§ **SHORT TASK**
Read the lines below. Copy out any that hold the string "compte".

START DATASET EXTRACT

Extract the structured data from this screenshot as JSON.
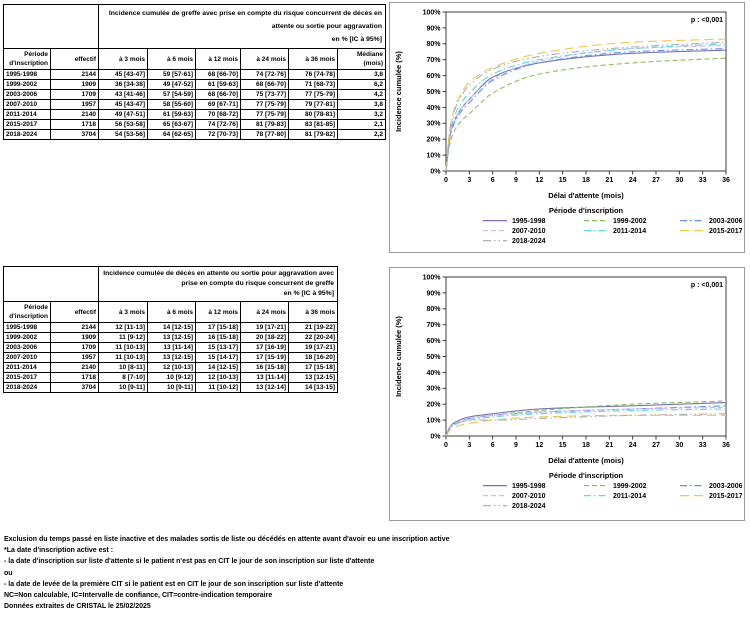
{
  "tables": [
    {
      "name": "incidence-greffe",
      "title": "Incidence cumulée de greffe avec prise en compte du risque concurrent de décès en\nattente ou sortie pour aggravation\nen % [IC à 95%]",
      "col_headers": [
        "Période\nd'inscription",
        "effectif",
        "à 3 mois",
        "à 6 mois",
        "à 12 mois",
        "à 24 mois",
        "à 36 mois",
        "Médiane\n(mois)"
      ],
      "rows": [
        [
          "1995-1998",
          "2144",
          "45 [43-47]",
          "59 [57-61]",
          "68 [66-70]",
          "74 [72-76]",
          "76 [74-78]",
          "3,8"
        ],
        [
          "1999-2002",
          "1909",
          "36 [34-38]",
          "49 [47-52]",
          "61 [59-63]",
          "68 [66-70]",
          "71 [68-73]",
          "6,2"
        ],
        [
          "2003-2006",
          "1709",
          "43 [41-46]",
          "57 [54-59]",
          "68 [66-70]",
          "75 [73-77]",
          "77 [75-79]",
          "4,2"
        ],
        [
          "2007-2010",
          "1957",
          "45 [43-47]",
          "58 [55-60]",
          "69 [67-71]",
          "77 [75-79]",
          "79 [77-81]",
          "3,8"
        ],
        [
          "2011-2014",
          "2140",
          "49 [47-51]",
          "61 [59-63]",
          "70 [68-72]",
          "77 [75-79]",
          "80 [78-81]",
          "3,2"
        ],
        [
          "2015-2017",
          "1718",
          "56 [53-58]",
          "65 [63-67]",
          "74 [72-76]",
          "81 [79-83]",
          "83 [81-85]",
          "2,1"
        ],
        [
          "2018-2024",
          "3704",
          "54 [53-56]",
          "64 [62-65]",
          "72 [70-73]",
          "78 [77-80]",
          "81 [79-82]",
          "2,2"
        ]
      ]
    },
    {
      "name": "incidence-deces",
      "title": "Incidence cumulée de décès en attente ou sortie pour aggravation avec\nprise en compte du risque concurrent de greffe\nen % [IC à 95%]",
      "col_headers": [
        "Période\nd'inscription",
        "effectif",
        "à 3 mois",
        "à 6 mois",
        "à 12 mois",
        "à 24 mois",
        "à 36 mois"
      ],
      "rows": [
        [
          "1995-1998",
          "2144",
          "12 [11-13]",
          "14 [12-15]",
          "17 [15-18]",
          "19 [17-21]",
          "21 [19-22]"
        ],
        [
          "1999-2002",
          "1909",
          "11 [9-12]",
          "13 [12-15]",
          "16 [15-18]",
          "20 [18-22]",
          "22 [20-24]"
        ],
        [
          "2003-2006",
          "1709",
          "11 [10-13]",
          "13 [11-14]",
          "15 [13-17]",
          "17 [16-19]",
          "19 [17-21]"
        ],
        [
          "2007-2010",
          "1957",
          "11 [10-13]",
          "13 [12-15]",
          "15 [14-17]",
          "17 [15-19]",
          "18 [16-20]"
        ],
        [
          "2011-2014",
          "2140",
          "10 [8-11]",
          "12 [10-13]",
          "14 [12-15]",
          "16 [15-18]",
          "17 [15-18]"
        ],
        [
          "2015-2017",
          "1718",
          "8 [7-10]",
          "10 [9-12]",
          "12 [10-13]",
          "13 [11-14]",
          "13 [12-15]"
        ],
        [
          "2018-2024",
          "3704",
          "10 [9-11]",
          "10 [9-11]",
          "11 [10-12]",
          "13 [12-14]",
          "14 [13-15]"
        ]
      ]
    }
  ],
  "chart_data": [
    {
      "type": "line",
      "name": "incidence-cumulee-greffe",
      "p_label": "p : <0,001",
      "xlabel": "Délai d'attente (mois)",
      "ylabel": "Incidence cumulée (%)",
      "legend_title": "Période d'inscription",
      "xlim": [
        0,
        36
      ],
      "ylim": [
        0,
        100
      ],
      "x_ticks": [
        0,
        3,
        6,
        9,
        12,
        15,
        18,
        21,
        24,
        27,
        30,
        33,
        36
      ],
      "y_tick_step": 10,
      "grid": false,
      "legend_position": "bottom",
      "x": [
        3,
        6,
        12,
        24,
        36
      ],
      "series": [
        {
          "name": "1995-1998",
          "color": "#7272b4",
          "dash": "solid",
          "values": [
            45,
            59,
            68,
            74,
            76
          ]
        },
        {
          "name": "1999-2002",
          "color": "#8fbe5f",
          "dash": "dash",
          "values": [
            36,
            49,
            61,
            68,
            71
          ]
        },
        {
          "name": "2003-2006",
          "color": "#6195ed",
          "dash": "dashdot",
          "values": [
            43,
            57,
            68,
            75,
            77
          ]
        },
        {
          "name": "2007-2010",
          "color": "#d5b8f2",
          "dash": "dash",
          "values": [
            45,
            58,
            69,
            77,
            79
          ]
        },
        {
          "name": "2011-2014",
          "color": "#5cd6e2",
          "dash": "dashdot",
          "values": [
            49,
            61,
            70,
            77,
            80
          ]
        },
        {
          "name": "2015-2017",
          "color": "#ecc84e",
          "dash": "longdash",
          "values": [
            56,
            65,
            74,
            81,
            83
          ]
        },
        {
          "name": "2018-2024",
          "color": "#b0b0b0",
          "dash": "dashdotdot",
          "values": [
            54,
            64,
            72,
            78,
            81
          ]
        }
      ]
    },
    {
      "type": "line",
      "name": "incidence-cumulee-deces",
      "p_label": "p : <0,001",
      "xlabel": "Délai d'attente (mois)",
      "ylabel": "Incidence cumulée (%)",
      "legend_title": "Période d'inscription",
      "xlim": [
        0,
        36
      ],
      "ylim": [
        0,
        100
      ],
      "x_ticks": [
        0,
        3,
        6,
        9,
        12,
        15,
        18,
        21,
        24,
        27,
        30,
        33,
        36
      ],
      "y_tick_step": 10,
      "grid": false,
      "legend_position": "bottom",
      "x": [
        3,
        6,
        12,
        24,
        36
      ],
      "series": [
        {
          "name": "1995-1998",
          "color": "#7272b4",
          "dash": "solid",
          "values": [
            12,
            14,
            17,
            19,
            21
          ]
        },
        {
          "name": "1999-2002",
          "color": "#8fbe5f",
          "dash": "dash",
          "values": [
            11,
            13,
            16,
            20,
            22
          ]
        },
        {
          "name": "2003-2006",
          "color": "#6195ed",
          "dash": "dashdot",
          "values": [
            11,
            13,
            15,
            17,
            19
          ]
        },
        {
          "name": "2007-2010",
          "color": "#d5b8f2",
          "dash": "dash",
          "values": [
            11,
            13,
            15,
            17,
            18
          ]
        },
        {
          "name": "2011-2014",
          "color": "#5cd6e2",
          "dash": "dashdot",
          "values": [
            10,
            12,
            14,
            16,
            17
          ]
        },
        {
          "name": "2015-2017",
          "color": "#ecc84e",
          "dash": "longdash",
          "values": [
            8,
            10,
            12,
            13,
            13
          ]
        },
        {
          "name": "2018-2024",
          "color": "#b0b0b0",
          "dash": "dashdotdot",
          "values": [
            10,
            10,
            11,
            13,
            14
          ]
        }
      ]
    }
  ],
  "footer": {
    "lines": [
      "Exclusion du temps passé en liste inactive et des malades sortis de liste ou décédés en attente avant d'avoir eu une inscription active",
      "*La date d'inscription active est :",
      "- la date d'inscription sur liste d'attente si le patient n'est pas en CIT le jour de son inscription sur liste d'attente",
      "ou",
      "- la date de levée de la première CIT si le patient est en CIT le jour de son inscription sur liste d'attente",
      "NC=Non calculable, IC=Intervalle de confiance, CIT=contre-indication temporaire",
      "Données extraites de CRISTAL le 25/02/2025"
    ]
  }
}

END DATASET EXTRACT

§ **RESPONSE**
      "title": "Incidence cumulée de greffe avec prise en compte du risque concurrent de décès en\nattente ou sortie pour aggravation\nen % [IC à 95%]",
      "title": "Incidence cumulée de décès en attente ou sortie pour aggravation avec\nprise en compte du risque concurrent de greffe\nen % [IC à 95%]",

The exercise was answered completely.